Liberty Bowl champion

Liberty Bowl, W 13–0 vs. Air Force
- Conference: Southeastern Conference
- Western Division

Ranking
- Coaches: No. 16
- AP: No. 16
- Record: 9–3 (5–3 SEC)
- Head coach: Billy Brewer (10th season);
- Offensive coordinator: Larry Beckish (1st season)
- Offensive scheme: Option
- Defensive coordinator: Joe Lee Dunn (1st season)

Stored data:
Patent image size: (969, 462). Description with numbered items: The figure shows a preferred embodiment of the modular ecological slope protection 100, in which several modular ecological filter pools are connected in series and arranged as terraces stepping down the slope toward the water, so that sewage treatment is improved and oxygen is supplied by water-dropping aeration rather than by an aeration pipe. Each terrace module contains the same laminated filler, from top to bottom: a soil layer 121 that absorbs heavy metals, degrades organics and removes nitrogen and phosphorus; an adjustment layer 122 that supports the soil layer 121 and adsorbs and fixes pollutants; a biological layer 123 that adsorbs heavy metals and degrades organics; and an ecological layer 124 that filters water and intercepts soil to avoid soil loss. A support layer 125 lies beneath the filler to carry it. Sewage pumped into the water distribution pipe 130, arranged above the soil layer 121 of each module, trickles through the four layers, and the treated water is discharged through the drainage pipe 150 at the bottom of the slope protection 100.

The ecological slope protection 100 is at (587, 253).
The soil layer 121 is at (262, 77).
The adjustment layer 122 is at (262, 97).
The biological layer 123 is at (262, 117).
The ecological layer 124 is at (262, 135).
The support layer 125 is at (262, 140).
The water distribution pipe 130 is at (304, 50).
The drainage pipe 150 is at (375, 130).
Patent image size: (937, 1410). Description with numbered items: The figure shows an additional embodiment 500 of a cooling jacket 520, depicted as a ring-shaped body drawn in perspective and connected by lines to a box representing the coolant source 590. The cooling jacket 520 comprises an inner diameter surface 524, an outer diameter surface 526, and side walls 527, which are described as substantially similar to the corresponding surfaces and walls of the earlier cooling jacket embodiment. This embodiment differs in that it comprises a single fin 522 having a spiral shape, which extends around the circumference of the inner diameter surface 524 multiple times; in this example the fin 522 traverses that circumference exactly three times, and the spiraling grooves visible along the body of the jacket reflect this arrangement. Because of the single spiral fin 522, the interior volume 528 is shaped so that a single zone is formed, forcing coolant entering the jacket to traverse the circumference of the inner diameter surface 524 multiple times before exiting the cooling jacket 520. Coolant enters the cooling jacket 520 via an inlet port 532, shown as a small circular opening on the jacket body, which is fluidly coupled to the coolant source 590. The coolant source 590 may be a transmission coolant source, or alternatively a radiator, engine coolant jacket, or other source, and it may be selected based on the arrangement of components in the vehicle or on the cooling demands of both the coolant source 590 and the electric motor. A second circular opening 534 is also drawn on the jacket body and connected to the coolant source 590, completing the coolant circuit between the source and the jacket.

### [PROBLEMS]
#1 Can you reproduce the season summary above, starting at the words "- Head coach: Billy" and ending after "Dunn (1st season)"?
#2 How would you sum up the season summary above in two sentences?

### [THE REPLIES]
#1
- Head coach: Billy Brewer (10th season);
- Offensive coordinator: Larry Beckish (1st season)
- Offensive scheme: Option
- Defensive coordinator: Joe Lee Dunn (1st season)

#2 Playing in the Western Division of the Southeastern Conference, the team went 9–3 (5–3 SEC), was ranked No. 16 in both the Coaches and AP polls, and won the Liberty Bowl 13–0 against Air Force. Billy Brewer was head coach in his tenth season, with first-season coordinators Larry Beckish on offense, running the option, and Joe Lee Dunn on defense.